>> Begin

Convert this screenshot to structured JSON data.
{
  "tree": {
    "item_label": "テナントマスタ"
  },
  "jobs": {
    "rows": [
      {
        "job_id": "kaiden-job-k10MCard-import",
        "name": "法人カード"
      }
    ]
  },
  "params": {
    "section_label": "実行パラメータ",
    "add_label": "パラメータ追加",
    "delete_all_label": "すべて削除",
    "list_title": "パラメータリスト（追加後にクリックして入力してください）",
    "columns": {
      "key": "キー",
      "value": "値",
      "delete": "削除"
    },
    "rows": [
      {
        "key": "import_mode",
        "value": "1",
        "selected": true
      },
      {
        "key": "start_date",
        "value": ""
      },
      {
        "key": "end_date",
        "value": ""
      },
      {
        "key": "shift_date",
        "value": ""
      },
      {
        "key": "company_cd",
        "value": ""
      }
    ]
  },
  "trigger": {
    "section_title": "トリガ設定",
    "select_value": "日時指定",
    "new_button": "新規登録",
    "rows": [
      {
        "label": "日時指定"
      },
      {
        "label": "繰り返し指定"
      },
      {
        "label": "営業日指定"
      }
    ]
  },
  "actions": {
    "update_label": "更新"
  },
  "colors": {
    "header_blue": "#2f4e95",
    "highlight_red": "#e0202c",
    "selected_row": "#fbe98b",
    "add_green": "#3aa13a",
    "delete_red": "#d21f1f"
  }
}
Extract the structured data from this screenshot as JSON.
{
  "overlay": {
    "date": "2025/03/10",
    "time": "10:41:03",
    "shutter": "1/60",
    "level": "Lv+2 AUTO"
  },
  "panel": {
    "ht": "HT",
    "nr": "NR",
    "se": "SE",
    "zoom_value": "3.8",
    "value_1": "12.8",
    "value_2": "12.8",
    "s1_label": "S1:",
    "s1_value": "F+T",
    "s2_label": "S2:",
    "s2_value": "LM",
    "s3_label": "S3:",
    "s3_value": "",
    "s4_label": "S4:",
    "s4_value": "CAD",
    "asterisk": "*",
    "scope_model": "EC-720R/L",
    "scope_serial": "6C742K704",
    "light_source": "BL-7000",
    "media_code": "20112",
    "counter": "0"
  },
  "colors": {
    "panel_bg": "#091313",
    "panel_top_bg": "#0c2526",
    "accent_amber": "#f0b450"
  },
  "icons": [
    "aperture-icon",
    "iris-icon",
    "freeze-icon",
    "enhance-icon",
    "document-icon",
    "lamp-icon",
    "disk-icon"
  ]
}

>> End

## Your instructions
Copy out each line exactly as written.

## Complete output
Convert this screenshot to structured JSON data.
{
  "tree": {
    "item_label": "テナントマスタ"
  },
  "jobs": {
    "rows": [
      {
        "job_id": "kaiden-job-k10MCard-import",
        "name": "法人カード"
      }
    ]
  },
  "params": {
    "section_label": "実行パラメータ",
    "add_label": "パラメータ追加",
    "delete_all_label": "すべて削除",
    "list_title": "パラメータリスト（追加後にクリックして入力してください）",
    "columns": {
      "key": "キー",
      "value": "値",
      "delete": "削除"
    },
    "rows": [
      {
        "key": "import_mode",
        "value": "1",
        "selected": true
      },
      {
        "key": "start_date",
        "value": ""
      },
      {
        "key": "end_date",
        "value": ""
      },
      {
        "key": "shift_date",
        "value": ""
      },
      {
        "key": "company_cd",
        "value": ""
      }
    ]
  },
  "trigger": {
    "section_title": "トリガ設定",
    "select_value": "日時指定",
    "new_button": "新規登録",
    "rows": [
      {
        "label": "日時指定"
      },
      {
        "label": "繰り返し指定"
      },
      {
        "label": "営業日指定"
      }
    ]
  },
  "actions": {
    "update_label": "更新"
  },
  "colors": {
    "header_blue": "#2f4e95",
    "highlight_red": "#e0202c",
    "selected_row": "#fbe98b",
    "add_green": "#3aa13a",
    "delete_red": "#d21f1f"
  }
}
Extract the structured data from this screenshot as JSON.
{
  "overlay": {
    "date": "2025/03/10",
    "time": "10:41:03",
    "shutter": "1/60",
    "level": "Lv+2 AUTO"
  },
  "panel": {
    "ht": "HT",
    "nr": "NR",
    "se": "SE",
    "zoom_value": "3.8",
    "value_1": "12.8",
    "value_2": "12.8",
    "s1_label": "S1:",
    "s1_value": "F+T",
    "s2_label": "S2:",
    "s2_value": "LM",
    "s3_label": "S3:",
    "s3_value": "",
    "s4_label": "S4:",
    "s4_value": "CAD",
    "asterisk": "*",
    "scope_model": "EC-720R/L",
    "scope_serial": "6C742K704",
    "light_source": "BL-7000",
    "media_code": "20112",
    "counter": "0"
  },
  "colors": {
    "panel_bg": "#091313",
    "panel_top_bg": "#0c2526",
    "accent_amber": "#f0b450"
  },
  "icons": [
    "aperture-icon",
    "iris-icon",
    "freeze-icon",
    "enhance-icon",
    "document-icon",
    "lamp-icon",
    "disk-icon"
  ]
}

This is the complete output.